**EXERCISE**
Copy every line in the records below that contains the word "JSON".

-*-*-

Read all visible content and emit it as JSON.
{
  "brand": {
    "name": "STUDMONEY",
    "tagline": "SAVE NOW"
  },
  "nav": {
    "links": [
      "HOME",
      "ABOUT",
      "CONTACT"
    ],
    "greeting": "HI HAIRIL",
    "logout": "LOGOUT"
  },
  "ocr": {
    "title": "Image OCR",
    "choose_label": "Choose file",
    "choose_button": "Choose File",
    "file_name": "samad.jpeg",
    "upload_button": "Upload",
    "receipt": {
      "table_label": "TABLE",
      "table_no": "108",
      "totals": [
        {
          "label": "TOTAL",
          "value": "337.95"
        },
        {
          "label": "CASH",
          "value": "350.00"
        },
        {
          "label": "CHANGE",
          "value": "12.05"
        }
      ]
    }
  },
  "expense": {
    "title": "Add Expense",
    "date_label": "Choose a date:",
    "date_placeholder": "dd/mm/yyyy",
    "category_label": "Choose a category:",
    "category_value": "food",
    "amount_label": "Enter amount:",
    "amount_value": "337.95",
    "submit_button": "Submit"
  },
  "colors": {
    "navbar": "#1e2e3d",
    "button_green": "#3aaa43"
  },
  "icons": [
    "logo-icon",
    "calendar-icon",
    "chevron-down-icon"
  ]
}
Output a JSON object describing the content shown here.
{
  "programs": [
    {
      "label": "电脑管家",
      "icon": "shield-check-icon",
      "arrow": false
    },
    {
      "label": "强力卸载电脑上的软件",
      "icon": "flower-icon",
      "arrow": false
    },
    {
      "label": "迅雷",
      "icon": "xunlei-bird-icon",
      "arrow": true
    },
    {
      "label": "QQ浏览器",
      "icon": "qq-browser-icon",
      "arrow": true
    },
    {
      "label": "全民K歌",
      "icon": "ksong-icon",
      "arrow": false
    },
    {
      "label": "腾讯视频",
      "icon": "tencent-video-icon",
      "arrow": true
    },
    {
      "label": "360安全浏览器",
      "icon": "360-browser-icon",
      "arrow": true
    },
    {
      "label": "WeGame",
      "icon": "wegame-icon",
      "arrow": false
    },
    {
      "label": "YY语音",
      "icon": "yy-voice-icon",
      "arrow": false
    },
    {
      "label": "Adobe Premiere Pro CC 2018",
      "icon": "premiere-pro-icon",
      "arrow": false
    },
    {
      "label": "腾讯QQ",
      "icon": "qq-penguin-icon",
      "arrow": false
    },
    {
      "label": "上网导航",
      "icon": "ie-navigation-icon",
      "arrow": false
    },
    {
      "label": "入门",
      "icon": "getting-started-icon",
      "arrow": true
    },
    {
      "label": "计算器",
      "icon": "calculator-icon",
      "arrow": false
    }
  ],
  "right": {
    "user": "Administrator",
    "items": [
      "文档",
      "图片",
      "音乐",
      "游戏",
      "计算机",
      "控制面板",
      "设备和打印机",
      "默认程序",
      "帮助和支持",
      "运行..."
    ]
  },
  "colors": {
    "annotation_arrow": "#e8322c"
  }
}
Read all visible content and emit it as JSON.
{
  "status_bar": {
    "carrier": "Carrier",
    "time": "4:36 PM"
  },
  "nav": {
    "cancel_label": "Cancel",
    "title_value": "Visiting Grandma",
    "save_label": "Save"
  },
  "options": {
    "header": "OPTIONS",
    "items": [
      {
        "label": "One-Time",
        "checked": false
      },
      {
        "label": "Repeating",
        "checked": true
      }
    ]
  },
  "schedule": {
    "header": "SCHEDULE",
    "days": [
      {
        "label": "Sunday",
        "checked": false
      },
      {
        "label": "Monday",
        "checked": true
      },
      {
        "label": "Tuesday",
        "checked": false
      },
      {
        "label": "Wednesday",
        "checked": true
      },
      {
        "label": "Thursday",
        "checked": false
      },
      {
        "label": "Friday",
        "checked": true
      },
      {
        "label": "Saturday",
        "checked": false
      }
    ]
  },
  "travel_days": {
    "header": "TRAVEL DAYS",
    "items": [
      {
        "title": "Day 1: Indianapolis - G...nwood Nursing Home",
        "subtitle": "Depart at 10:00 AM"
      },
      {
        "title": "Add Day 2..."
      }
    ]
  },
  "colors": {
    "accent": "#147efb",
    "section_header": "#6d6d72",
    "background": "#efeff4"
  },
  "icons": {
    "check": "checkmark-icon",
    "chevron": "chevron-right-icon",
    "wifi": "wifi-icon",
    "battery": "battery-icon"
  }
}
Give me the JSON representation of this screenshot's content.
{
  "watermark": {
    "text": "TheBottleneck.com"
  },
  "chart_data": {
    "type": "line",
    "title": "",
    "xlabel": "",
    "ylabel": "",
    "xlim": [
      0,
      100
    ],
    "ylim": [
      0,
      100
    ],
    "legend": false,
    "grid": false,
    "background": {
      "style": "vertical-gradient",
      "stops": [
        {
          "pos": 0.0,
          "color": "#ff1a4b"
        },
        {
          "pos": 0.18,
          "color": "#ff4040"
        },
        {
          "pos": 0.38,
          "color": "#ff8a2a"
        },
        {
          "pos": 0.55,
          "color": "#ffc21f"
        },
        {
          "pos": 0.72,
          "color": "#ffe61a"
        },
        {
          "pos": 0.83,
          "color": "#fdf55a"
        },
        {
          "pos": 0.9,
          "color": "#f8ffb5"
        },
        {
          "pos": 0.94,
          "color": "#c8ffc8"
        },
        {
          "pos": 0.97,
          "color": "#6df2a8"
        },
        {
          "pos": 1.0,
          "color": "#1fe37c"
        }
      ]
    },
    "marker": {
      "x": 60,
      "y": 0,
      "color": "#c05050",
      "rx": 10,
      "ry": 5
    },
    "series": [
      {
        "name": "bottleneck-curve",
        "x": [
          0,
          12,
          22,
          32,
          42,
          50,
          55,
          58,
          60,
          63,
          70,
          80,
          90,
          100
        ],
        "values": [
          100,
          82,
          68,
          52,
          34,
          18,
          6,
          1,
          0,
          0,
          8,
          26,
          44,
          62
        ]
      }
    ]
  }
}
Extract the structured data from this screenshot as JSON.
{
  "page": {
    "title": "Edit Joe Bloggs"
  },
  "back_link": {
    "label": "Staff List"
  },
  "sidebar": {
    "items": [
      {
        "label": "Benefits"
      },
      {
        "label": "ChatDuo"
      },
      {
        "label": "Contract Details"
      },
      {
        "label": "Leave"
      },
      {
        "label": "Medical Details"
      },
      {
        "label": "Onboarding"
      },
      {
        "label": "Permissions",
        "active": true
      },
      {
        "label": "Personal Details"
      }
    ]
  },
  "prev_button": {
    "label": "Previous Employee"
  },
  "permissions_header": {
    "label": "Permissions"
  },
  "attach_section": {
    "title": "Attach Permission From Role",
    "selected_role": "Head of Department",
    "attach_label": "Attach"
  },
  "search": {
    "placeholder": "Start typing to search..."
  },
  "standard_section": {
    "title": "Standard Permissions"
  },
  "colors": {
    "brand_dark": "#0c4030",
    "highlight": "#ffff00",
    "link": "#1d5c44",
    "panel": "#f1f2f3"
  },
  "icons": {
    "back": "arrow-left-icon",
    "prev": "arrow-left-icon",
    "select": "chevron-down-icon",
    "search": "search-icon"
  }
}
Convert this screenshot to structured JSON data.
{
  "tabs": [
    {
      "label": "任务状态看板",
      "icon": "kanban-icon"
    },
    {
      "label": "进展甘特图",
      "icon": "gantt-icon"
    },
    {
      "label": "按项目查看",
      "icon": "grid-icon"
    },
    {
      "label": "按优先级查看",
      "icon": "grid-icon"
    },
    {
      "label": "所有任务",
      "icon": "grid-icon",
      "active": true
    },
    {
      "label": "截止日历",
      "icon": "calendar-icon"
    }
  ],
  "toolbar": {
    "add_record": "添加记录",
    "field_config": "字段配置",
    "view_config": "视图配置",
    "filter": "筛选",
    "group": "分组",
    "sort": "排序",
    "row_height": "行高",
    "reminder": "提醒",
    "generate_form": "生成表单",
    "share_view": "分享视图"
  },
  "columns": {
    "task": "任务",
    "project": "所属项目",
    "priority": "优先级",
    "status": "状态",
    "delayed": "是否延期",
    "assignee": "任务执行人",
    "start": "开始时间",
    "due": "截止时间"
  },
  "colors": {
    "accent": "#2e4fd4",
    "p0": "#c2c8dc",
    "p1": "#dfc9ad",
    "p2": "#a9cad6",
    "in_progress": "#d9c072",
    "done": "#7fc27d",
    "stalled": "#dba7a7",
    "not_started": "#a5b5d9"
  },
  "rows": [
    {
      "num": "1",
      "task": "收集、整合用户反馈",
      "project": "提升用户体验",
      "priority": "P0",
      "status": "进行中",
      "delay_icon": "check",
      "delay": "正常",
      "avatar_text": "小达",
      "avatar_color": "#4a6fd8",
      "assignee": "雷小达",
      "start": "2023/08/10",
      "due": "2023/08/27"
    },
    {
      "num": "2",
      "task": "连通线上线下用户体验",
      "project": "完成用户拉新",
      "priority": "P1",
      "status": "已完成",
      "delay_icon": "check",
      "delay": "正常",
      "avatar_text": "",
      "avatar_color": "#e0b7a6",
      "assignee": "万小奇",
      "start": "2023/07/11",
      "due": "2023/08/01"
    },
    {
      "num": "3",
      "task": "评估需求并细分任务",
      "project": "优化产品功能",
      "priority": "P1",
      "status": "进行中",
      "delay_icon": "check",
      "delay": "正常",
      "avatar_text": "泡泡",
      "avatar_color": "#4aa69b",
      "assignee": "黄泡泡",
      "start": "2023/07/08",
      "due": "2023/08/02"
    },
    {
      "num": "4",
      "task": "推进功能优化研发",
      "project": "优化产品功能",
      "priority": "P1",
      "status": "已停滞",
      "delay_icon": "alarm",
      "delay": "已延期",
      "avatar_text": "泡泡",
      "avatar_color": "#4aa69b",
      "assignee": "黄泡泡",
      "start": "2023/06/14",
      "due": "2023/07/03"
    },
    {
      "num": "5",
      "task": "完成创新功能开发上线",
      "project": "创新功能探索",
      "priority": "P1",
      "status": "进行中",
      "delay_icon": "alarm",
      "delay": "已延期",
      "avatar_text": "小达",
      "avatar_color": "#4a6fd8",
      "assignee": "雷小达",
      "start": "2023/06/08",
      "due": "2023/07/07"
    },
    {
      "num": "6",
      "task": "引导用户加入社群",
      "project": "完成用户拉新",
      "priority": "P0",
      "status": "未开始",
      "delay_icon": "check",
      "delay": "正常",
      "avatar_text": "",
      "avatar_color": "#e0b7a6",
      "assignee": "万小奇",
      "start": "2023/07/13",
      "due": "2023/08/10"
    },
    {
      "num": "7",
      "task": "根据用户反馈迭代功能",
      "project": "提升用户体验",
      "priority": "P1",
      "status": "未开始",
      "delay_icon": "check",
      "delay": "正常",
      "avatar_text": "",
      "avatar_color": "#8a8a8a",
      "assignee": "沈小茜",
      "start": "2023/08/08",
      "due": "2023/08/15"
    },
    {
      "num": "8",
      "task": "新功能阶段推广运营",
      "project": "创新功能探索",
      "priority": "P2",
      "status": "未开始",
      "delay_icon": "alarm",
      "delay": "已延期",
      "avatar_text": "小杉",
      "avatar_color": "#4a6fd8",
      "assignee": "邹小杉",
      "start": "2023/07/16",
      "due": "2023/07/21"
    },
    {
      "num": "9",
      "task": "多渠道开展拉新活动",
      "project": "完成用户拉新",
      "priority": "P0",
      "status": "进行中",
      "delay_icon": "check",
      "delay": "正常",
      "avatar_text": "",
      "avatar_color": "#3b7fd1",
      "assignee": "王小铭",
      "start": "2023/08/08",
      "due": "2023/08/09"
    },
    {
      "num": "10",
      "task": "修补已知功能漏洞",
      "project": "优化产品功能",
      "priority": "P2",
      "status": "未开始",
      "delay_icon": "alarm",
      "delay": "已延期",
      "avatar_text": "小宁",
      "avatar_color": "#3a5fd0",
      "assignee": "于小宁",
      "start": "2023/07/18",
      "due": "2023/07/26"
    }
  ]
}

-*-*-

**WRITTEN SOLUTION**
Read all visible content and emit it as JSON.
Output a JSON object describing the content shown here.
Read all visible content and emit it as JSON.
Give me the JSON representation of this screenshot's content.
Extract the structured data from this screenshot as JSON.
Convert this screenshot to structured JSON data.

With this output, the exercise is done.